-- Work to do --
Count the lines in the data below where the string "کوئی" occurs, please, and give the number alone.

Dataset items
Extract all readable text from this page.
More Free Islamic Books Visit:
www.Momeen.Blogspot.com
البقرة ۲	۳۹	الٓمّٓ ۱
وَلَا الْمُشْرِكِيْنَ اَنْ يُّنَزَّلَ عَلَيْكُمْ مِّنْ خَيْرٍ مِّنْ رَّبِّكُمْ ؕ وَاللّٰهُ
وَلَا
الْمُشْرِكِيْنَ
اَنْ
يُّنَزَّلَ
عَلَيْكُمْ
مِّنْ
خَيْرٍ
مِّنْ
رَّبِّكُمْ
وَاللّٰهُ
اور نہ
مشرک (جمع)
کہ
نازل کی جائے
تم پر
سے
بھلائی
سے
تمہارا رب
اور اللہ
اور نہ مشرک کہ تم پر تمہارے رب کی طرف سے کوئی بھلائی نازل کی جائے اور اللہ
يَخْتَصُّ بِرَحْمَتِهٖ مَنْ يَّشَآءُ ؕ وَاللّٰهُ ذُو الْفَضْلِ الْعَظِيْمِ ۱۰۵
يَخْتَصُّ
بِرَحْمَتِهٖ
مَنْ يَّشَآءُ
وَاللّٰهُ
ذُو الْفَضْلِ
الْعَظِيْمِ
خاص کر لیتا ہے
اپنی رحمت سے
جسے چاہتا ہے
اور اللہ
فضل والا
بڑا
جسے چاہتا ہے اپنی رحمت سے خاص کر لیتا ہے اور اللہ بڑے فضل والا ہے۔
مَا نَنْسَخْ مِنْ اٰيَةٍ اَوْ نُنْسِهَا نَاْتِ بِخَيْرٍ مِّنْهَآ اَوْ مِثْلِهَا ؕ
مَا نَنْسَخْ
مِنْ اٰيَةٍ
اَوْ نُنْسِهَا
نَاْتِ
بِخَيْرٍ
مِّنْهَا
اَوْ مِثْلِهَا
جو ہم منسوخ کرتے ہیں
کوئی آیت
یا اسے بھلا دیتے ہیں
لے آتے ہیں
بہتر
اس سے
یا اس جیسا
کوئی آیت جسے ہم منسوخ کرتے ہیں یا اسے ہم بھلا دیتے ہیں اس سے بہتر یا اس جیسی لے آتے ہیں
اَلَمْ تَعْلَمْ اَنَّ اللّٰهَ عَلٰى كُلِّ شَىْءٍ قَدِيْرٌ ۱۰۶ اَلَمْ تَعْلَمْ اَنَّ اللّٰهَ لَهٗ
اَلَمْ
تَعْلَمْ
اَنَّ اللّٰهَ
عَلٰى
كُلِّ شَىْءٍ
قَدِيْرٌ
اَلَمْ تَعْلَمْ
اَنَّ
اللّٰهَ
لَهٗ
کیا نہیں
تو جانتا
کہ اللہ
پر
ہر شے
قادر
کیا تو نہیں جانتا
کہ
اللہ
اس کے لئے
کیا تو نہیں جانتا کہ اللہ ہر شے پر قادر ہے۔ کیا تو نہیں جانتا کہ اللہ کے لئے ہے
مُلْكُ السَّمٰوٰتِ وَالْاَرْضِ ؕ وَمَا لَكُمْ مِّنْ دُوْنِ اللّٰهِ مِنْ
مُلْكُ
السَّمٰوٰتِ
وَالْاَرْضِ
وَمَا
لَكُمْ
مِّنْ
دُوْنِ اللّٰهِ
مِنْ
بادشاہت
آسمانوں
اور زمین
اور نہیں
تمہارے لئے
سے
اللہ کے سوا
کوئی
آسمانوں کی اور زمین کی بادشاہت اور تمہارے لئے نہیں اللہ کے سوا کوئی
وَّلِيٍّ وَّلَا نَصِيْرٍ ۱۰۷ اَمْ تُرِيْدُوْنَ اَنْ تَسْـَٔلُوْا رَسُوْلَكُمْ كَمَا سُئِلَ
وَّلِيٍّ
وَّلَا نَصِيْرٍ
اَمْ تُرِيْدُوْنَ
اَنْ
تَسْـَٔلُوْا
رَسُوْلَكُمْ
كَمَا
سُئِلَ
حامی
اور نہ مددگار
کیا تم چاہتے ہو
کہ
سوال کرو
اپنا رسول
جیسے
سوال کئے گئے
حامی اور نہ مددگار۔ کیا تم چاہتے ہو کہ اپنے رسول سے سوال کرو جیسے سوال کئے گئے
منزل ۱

-- Complete answer --
5